Set down the line that contains "Read out every word on this page." and every line after it to the end of the entries, exactly as they stand and nothing more.
-=-=-=-=-
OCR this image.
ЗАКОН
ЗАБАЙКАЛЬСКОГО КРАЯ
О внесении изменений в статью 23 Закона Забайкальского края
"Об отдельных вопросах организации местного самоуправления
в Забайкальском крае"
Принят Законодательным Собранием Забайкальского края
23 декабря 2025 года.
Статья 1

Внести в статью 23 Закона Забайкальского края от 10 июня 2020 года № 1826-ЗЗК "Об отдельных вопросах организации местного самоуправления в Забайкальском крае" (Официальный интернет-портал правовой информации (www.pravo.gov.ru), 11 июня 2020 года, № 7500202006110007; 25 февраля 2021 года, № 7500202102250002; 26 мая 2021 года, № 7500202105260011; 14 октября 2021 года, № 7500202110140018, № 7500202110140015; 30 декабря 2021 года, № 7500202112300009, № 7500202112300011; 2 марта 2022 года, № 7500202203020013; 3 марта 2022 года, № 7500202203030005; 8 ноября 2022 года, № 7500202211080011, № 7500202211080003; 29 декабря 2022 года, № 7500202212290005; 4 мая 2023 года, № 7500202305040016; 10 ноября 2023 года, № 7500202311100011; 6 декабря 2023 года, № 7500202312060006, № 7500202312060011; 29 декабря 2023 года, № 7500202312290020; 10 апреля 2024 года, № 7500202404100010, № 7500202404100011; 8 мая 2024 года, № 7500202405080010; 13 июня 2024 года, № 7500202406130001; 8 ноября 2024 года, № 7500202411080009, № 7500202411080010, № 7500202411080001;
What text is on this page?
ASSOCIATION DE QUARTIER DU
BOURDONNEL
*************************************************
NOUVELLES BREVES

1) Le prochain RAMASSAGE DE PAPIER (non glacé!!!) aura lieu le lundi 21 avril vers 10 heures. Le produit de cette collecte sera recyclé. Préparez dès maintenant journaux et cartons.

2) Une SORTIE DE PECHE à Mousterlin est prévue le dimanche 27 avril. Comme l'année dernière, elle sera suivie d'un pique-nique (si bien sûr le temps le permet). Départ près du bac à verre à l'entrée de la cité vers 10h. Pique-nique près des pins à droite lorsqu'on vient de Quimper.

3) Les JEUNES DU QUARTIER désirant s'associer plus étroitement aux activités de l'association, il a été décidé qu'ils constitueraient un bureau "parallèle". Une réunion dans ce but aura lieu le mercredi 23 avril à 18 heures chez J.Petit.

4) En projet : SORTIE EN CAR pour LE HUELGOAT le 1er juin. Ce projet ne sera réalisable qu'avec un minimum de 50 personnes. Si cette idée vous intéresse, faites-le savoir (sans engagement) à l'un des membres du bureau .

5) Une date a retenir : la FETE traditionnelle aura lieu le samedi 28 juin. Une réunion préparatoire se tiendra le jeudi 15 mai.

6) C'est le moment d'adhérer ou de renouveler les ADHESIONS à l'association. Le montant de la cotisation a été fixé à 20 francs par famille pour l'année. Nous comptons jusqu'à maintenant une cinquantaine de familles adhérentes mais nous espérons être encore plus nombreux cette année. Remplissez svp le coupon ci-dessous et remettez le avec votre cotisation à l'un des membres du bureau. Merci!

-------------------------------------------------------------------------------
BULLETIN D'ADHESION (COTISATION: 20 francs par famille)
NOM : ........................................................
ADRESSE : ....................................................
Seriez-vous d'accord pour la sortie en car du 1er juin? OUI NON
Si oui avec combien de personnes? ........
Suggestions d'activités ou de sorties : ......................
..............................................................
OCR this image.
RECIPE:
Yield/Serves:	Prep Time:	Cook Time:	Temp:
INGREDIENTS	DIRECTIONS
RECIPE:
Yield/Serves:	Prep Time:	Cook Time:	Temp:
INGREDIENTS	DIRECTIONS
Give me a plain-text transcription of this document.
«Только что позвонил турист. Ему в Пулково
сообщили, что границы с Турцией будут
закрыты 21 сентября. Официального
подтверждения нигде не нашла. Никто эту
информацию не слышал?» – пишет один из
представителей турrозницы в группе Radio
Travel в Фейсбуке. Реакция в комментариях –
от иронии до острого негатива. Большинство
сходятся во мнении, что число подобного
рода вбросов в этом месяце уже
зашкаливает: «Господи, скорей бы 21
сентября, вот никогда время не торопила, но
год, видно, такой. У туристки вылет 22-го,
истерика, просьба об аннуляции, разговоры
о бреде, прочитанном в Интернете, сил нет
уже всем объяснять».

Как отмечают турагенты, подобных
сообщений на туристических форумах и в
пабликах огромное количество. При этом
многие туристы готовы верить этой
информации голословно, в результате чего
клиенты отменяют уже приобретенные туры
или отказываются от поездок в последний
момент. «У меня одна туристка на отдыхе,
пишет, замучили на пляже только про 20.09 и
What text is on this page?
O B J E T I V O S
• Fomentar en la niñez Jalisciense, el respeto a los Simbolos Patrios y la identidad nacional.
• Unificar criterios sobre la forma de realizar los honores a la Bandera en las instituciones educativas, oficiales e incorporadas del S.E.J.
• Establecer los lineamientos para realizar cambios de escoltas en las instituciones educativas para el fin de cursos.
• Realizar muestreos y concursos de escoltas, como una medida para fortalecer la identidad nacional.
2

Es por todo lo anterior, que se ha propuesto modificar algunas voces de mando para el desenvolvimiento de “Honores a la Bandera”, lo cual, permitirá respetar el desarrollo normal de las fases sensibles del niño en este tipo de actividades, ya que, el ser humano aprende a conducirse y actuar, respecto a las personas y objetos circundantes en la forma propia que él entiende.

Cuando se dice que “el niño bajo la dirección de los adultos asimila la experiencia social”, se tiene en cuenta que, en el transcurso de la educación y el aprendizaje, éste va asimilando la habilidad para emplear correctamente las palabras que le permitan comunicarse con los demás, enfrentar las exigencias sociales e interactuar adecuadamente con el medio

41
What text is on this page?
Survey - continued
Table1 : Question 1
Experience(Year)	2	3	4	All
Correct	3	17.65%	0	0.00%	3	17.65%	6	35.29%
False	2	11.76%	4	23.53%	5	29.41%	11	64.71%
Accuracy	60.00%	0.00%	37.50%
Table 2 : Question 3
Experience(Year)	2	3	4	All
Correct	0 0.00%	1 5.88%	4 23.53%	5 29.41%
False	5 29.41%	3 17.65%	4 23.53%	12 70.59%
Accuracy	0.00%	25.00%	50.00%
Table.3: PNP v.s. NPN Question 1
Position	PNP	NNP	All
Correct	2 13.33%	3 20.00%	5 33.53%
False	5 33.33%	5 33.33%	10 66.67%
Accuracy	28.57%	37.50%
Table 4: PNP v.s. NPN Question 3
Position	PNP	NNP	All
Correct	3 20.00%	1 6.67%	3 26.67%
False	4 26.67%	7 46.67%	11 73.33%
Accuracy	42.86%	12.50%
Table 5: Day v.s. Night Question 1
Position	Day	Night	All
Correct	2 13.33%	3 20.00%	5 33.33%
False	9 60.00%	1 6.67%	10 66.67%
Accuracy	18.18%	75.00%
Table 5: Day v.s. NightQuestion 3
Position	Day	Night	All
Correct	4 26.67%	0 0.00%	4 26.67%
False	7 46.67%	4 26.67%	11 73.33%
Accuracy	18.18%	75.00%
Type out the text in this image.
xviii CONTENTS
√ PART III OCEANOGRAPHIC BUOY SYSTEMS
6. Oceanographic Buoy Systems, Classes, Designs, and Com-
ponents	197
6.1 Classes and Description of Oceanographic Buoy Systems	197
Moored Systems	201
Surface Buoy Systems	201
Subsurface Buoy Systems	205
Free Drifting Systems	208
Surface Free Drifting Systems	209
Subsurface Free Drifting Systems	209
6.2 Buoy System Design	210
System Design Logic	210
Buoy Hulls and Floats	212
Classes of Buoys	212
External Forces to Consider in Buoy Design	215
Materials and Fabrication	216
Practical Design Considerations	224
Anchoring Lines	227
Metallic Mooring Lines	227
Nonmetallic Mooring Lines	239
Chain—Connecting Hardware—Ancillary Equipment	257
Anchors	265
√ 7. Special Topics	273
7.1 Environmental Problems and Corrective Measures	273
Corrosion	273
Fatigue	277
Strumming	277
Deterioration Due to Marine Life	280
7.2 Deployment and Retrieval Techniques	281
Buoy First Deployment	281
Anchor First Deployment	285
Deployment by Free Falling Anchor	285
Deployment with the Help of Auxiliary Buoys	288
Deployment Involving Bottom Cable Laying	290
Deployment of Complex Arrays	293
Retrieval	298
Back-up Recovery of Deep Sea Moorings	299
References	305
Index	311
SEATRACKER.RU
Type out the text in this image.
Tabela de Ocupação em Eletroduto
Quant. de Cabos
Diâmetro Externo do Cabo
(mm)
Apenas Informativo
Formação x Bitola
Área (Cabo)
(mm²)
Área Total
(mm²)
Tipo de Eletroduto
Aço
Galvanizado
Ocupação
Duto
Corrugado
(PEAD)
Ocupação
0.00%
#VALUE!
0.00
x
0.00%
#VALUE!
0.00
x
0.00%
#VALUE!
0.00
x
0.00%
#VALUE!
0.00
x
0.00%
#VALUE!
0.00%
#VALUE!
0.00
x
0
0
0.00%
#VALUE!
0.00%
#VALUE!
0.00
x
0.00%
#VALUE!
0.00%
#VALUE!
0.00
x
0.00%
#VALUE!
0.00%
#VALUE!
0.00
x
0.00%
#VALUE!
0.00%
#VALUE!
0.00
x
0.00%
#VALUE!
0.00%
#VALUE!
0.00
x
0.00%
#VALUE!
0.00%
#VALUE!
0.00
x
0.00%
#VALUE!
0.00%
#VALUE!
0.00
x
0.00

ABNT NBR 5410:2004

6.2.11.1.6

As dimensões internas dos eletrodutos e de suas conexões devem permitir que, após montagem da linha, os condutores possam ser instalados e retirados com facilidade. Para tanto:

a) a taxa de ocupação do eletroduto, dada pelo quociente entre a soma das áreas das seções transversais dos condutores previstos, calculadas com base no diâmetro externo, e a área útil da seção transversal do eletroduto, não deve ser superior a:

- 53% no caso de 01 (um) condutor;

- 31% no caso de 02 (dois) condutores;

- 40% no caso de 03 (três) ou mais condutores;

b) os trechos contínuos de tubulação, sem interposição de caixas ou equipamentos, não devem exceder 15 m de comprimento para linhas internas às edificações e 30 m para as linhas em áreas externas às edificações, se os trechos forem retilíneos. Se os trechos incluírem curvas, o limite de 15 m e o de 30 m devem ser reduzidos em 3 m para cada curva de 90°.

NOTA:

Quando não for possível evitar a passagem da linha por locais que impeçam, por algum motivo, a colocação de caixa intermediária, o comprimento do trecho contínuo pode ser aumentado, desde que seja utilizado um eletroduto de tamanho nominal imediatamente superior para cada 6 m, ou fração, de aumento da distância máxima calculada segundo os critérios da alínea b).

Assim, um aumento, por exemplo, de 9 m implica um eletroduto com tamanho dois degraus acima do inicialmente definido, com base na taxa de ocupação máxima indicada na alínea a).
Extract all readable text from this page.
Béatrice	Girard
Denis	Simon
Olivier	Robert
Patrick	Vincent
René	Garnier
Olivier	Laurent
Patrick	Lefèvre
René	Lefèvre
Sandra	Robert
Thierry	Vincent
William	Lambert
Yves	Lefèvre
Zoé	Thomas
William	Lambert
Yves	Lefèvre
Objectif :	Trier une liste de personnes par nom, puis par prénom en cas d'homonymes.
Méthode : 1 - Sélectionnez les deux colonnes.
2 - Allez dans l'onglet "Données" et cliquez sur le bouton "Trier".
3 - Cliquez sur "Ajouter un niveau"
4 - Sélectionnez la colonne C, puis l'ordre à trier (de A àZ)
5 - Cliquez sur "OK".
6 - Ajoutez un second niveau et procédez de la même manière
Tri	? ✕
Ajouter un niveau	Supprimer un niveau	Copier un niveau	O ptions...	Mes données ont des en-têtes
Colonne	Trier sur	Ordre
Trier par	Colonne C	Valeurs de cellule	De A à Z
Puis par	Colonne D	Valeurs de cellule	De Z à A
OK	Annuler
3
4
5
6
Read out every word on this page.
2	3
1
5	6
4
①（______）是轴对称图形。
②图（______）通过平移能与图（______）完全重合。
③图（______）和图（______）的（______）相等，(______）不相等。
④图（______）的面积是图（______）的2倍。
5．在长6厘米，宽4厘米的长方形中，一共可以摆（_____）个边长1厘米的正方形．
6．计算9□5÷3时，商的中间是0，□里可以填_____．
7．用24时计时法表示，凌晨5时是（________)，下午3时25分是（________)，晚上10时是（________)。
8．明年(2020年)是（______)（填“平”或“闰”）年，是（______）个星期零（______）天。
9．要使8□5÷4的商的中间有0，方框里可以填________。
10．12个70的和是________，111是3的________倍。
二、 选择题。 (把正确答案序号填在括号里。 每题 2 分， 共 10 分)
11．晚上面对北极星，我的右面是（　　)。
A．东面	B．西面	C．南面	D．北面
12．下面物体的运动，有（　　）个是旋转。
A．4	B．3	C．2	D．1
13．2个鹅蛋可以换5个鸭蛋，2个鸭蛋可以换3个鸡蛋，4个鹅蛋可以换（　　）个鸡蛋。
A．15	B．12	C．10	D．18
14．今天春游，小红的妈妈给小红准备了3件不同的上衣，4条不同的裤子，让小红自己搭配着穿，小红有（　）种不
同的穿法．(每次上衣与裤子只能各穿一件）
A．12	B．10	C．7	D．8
-=-=-=-=-
— Response to the task —
Read out every word on this page.
2	3
1
5	6
4
①（______）是轴对称图形。
②图（______）通过平移能与图（______）完全重合。
③图（______）和图（______）的（______）相等，(______）不相等。
④图（______）的面积是图（______）的2倍。
5．在长6厘米，宽4厘米的长方形中，一共可以摆（_____）个边长1厘米的正方形．
6．计算9□5÷3时，商的中间是0，□里可以填_____．
7．用24时计时法表示，凌晨5时是（________)，下午3时25分是（________)，晚上10时是（________)。
8．明年(2020年)是（______)（填“平”或“闰”）年，是（______）个星期零（______）天。
9．要使8□5÷4的商的中间有0，方框里可以填________。
10．12个70的和是________，111是3的________倍。
二、 选择题。 (把正确答案序号填在括号里。 每题 2 分， 共 10 分)
11．晚上面对北极星，我的右面是（　　)。
A．东面	B．西面	C．南面	D．北面
12．下面物体的运动，有（　　）个是旋转。
A．4	B．3	C．2	D．1
13．2个鹅蛋可以换5个鸭蛋，2个鸭蛋可以换3个鸡蛋，4个鹅蛋可以换（　　）个鸡蛋。
A．15	B．12	C．10	D．18
14．今天春游，小红的妈妈给小红准备了3件不同的上衣，4条不同的裤子，让小红自己搭配着穿，小红有（　）种不
同的穿法．(每次上衣与裤子只能各穿一件）
A．12	B．10	C．7	D．8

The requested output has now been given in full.